▸ SOURCE MATERIAL
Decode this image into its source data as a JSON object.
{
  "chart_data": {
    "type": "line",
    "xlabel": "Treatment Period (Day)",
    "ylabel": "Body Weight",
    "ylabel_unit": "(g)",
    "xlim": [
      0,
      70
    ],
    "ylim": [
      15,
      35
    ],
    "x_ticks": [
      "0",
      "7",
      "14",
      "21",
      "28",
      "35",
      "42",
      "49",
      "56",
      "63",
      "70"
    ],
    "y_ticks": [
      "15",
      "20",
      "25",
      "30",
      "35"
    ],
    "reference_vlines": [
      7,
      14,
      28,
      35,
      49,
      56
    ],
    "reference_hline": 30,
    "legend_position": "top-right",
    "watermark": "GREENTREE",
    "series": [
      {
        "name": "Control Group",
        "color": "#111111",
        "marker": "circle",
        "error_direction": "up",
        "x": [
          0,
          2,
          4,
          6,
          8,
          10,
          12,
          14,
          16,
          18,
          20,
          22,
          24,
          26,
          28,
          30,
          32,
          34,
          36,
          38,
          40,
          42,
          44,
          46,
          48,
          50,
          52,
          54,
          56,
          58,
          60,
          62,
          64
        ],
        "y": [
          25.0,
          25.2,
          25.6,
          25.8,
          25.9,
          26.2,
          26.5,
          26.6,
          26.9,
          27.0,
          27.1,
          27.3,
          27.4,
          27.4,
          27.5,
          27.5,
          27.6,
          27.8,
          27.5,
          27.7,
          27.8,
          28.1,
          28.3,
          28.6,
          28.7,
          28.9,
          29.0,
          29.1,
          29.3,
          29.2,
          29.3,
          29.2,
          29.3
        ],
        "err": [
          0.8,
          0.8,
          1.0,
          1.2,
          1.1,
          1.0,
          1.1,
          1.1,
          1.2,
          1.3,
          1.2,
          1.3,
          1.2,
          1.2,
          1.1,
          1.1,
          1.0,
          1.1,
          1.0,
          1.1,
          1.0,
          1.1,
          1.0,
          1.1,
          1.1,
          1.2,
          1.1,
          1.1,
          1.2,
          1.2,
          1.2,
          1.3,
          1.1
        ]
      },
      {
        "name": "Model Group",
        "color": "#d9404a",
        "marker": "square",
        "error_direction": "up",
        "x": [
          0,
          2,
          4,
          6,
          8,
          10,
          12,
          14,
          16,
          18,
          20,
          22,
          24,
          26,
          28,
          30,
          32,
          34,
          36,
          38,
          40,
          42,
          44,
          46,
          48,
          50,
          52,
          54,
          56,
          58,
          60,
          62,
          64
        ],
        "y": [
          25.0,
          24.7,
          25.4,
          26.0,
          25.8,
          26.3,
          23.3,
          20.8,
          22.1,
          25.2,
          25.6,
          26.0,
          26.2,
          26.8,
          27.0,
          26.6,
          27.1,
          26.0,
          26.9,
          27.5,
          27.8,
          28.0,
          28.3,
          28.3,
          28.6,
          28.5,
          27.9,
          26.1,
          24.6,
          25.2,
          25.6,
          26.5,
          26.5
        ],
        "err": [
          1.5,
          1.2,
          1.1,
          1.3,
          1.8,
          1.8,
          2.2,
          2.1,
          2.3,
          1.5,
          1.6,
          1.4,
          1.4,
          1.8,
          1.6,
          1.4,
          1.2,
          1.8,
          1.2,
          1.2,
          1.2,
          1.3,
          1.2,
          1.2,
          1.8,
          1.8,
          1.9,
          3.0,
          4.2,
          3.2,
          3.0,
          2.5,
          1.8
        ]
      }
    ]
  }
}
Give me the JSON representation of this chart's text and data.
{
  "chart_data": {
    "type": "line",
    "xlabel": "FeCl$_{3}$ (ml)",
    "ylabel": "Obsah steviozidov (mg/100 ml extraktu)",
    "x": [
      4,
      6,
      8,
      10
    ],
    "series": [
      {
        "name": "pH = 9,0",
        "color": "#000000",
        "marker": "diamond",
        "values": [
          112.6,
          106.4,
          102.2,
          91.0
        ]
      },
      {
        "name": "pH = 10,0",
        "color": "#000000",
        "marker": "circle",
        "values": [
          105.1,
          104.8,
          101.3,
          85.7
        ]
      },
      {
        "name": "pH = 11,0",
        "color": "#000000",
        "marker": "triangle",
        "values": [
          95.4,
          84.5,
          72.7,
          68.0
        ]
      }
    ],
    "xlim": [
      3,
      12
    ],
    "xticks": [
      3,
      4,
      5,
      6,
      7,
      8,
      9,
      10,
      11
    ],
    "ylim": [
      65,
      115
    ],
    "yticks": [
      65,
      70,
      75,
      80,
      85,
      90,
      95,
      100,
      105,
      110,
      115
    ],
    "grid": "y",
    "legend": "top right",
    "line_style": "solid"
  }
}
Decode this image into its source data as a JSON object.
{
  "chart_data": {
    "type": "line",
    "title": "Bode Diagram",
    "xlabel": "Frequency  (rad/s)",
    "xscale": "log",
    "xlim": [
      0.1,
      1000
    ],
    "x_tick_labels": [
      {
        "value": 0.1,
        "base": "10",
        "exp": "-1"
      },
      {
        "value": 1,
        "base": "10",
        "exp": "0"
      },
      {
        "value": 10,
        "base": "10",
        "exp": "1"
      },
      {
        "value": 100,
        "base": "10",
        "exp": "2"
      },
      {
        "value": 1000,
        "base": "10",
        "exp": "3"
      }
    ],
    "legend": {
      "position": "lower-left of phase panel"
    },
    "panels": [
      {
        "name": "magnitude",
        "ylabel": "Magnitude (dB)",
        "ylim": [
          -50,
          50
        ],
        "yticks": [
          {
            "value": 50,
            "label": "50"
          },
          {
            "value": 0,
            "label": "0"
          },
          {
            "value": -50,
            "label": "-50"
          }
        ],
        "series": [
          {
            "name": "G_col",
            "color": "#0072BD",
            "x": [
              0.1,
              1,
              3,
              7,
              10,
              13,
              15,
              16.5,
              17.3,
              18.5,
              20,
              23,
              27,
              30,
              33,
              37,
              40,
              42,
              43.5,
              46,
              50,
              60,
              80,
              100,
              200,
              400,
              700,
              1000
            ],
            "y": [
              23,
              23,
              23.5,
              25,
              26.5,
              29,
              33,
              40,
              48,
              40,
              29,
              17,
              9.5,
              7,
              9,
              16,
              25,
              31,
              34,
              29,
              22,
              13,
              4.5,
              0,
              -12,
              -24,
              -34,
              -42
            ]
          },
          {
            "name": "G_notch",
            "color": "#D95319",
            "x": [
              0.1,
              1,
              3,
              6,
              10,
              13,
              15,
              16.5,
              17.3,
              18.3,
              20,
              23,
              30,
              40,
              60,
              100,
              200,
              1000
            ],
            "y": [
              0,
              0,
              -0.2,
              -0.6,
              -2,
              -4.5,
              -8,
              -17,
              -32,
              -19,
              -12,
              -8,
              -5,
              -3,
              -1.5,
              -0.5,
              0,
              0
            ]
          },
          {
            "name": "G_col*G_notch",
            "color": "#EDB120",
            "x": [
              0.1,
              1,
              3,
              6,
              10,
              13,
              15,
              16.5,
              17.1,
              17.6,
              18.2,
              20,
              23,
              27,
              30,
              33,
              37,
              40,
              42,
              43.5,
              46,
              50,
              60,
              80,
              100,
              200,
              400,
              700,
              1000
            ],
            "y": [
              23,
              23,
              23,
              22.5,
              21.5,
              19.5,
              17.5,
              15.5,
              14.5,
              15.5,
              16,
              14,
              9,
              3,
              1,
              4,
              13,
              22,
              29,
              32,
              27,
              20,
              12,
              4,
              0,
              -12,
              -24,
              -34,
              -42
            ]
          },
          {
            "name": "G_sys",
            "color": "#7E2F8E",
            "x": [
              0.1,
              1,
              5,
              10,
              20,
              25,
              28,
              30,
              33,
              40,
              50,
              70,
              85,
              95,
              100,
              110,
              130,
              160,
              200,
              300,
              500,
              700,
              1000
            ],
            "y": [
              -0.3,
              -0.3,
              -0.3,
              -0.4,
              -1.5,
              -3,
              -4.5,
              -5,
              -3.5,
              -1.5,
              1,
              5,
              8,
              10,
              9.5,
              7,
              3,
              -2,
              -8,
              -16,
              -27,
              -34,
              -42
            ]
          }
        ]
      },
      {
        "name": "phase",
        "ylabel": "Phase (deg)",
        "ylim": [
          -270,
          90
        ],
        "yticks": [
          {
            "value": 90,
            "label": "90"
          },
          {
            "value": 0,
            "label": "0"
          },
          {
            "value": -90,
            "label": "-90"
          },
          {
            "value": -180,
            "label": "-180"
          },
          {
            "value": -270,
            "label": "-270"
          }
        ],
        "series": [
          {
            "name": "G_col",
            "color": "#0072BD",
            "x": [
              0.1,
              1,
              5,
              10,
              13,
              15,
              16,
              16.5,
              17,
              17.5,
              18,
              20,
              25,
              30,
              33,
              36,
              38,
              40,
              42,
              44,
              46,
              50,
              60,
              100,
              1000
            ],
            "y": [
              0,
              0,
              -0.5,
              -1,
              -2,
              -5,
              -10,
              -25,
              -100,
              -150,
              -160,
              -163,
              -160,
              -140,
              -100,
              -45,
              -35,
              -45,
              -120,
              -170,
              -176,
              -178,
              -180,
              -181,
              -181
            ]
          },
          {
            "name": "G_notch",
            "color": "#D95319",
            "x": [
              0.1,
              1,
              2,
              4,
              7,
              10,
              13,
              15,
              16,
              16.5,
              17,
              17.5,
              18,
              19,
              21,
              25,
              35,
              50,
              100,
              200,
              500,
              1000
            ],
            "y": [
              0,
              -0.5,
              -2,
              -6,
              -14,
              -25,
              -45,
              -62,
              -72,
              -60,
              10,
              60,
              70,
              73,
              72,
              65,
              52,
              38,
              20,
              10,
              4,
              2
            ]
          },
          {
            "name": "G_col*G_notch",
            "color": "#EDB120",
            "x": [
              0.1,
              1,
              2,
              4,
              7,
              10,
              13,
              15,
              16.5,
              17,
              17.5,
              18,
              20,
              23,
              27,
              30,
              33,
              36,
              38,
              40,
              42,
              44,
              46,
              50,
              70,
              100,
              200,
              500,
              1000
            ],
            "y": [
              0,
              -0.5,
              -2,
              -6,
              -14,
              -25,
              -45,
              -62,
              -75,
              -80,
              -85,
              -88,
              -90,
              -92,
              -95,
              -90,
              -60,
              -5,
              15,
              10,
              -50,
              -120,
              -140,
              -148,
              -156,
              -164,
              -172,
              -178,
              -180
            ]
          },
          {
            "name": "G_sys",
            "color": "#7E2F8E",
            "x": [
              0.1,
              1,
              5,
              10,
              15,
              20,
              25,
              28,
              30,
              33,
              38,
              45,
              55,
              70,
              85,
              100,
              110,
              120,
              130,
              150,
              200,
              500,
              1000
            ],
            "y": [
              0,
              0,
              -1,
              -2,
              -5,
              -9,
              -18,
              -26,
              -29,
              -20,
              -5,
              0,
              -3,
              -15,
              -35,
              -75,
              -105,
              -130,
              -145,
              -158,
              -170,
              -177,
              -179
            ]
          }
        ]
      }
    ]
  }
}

▸ WRITTEN PROBLEM
Go through the listing above and pull out each line containing the word "xlabel".

▸ FINAL ANSWER
    "xlabel": "Treatment Period (Day)",
    "xlabel": "FeCl$_{3}$ (ml)",
    "xlabel": "Frequency  (rad/s)",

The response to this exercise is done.